━━━ Input material ━━━

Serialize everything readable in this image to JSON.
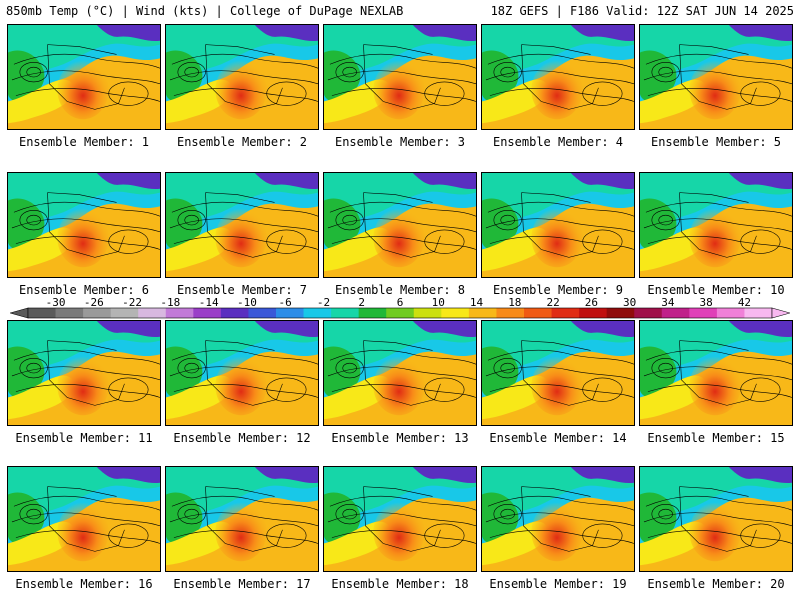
{
  "header": {
    "left": "850mb Temp (°C) | Wind (kts) | College of DuPage NEXLAB",
    "right": "18Z GEFS | F186 Valid: 12Z SAT JUN 14 2025"
  },
  "panels": [
    {
      "label": "Ensemble Member: 1"
    },
    {
      "label": "Ensemble Member: 2"
    },
    {
      "label": "Ensemble Member: 3"
    },
    {
      "label": "Ensemble Member: 4"
    },
    {
      "label": "Ensemble Member: 5"
    },
    {
      "label": "Ensemble Member: 6"
    },
    {
      "label": "Ensemble Member: 7"
    },
    {
      "label": "Ensemble Member: 8"
    },
    {
      "label": "Ensemble Member: 9"
    },
    {
      "label": "Ensemble Member: 10"
    },
    {
      "label": "Ensemble Member: 11"
    },
    {
      "label": "Ensemble Member: 12"
    },
    {
      "label": "Ensemble Member: 13"
    },
    {
      "label": "Ensemble Member: 14"
    },
    {
      "label": "Ensemble Member: 15"
    },
    {
      "label": "Ensemble Member: 16"
    },
    {
      "label": "Ensemble Member: 17"
    },
    {
      "label": "Ensemble Member: 18"
    },
    {
      "label": "Ensemble Member: 19"
    },
    {
      "label": "Ensemble Member: 20"
    }
  ],
  "colorbar": {
    "ticks": [
      "-30",
      "-26",
      "-22",
      "-18",
      "-14",
      "-10",
      "-6",
      "-2",
      "2",
      "6",
      "10",
      "14",
      "18",
      "22",
      "26",
      "30",
      "34",
      "38",
      "42"
    ],
    "colors": [
      "#5a5a5a",
      "#7a7a7a",
      "#9a9a9a",
      "#b4b4b4",
      "#d8b8e0",
      "#c27ad8",
      "#9a3ec8",
      "#5a2fc0",
      "#3a58d8",
      "#2c8de8",
      "#18c8e8",
      "#16d6a8",
      "#20b838",
      "#70cc20",
      "#cce010",
      "#f8e818",
      "#f8b818",
      "#f88a18",
      "#f05a14",
      "#e02c14",
      "#c01010",
      "#900c0c",
      "#a0104a",
      "#c0208a",
      "#e040b8",
      "#f080d8",
      "#f8b8f0"
    ]
  }
}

━━━

All the records need to be repeated exactly, with the images dropped.

> The completed task
Serialize everything readable in this image to JSON.
{
  "header": {
    "left": "850mb Temp (°C) | Wind (kts) | College of DuPage NEXLAB",
    "right": "18Z GEFS | F186 Valid: 12Z SAT JUN 14 2025"
  },
  "panels": [
    {
      "label": "Ensemble Member: 1"
    },
    {
      "label": "Ensemble Member: 2"
    },
    {
      "label": "Ensemble Member: 3"
    },
    {
      "label": "Ensemble Member: 4"
    },
    {
      "label": "Ensemble Member: 5"
    },
    {
      "label": "Ensemble Member: 6"
    },
    {
      "label": "Ensemble Member: 7"
    },
    {
      "label": "Ensemble Member: 8"
    },
    {
      "label": "Ensemble Member: 9"
    },
    {
      "label": "Ensemble Member: 10"
    },
    {
      "label": "Ensemble Member: 11"
    },
    {
      "label": "Ensemble Member: 12"
    },
    {
      "label": "Ensemble Member: 13"
    },
    {
      "label": "Ensemble Member: 14"
    },
    {
      "label": "Ensemble Member: 15"
    },
    {
      "label": "Ensemble Member: 16"
    },
    {
      "label": "Ensemble Member: 17"
    },
    {
      "label": "Ensemble Member: 18"
    },
    {
      "label": "Ensemble Member: 19"
    },
    {
      "label": "Ensemble Member: 20"
    }
  ],
  "colorbar": {
    "ticks": [
      "-30",
      "-26",
      "-22",
      "-18",
      "-14",
      "-10",
      "-6",
      "-2",
      "2",
      "6",
      "10",
      "14",
      "18",
      "22",
      "26",
      "30",
      "34",
      "38",
      "42"
    ],
    "colors": [
      "#5a5a5a",
      "#7a7a7a",
      "#9a9a9a",
      "#b4b4b4",
      "#d8b8e0",
      "#c27ad8",
      "#9a3ec8",
      "#5a2fc0",
      "#3a58d8",
      "#2c8de8",
      "#18c8e8",
      "#16d6a8",
      "#20b838",
      "#70cc20",
      "#cce010",
      "#f8e818",
      "#f8b818",
      "#f88a18",
      "#f05a14",
      "#e02c14",
      "#c01010",
      "#900c0c",
      "#a0104a",
      "#c0208a",
      "#e040b8",
      "#f080d8",
      "#f8b8f0"
    ]
  }
}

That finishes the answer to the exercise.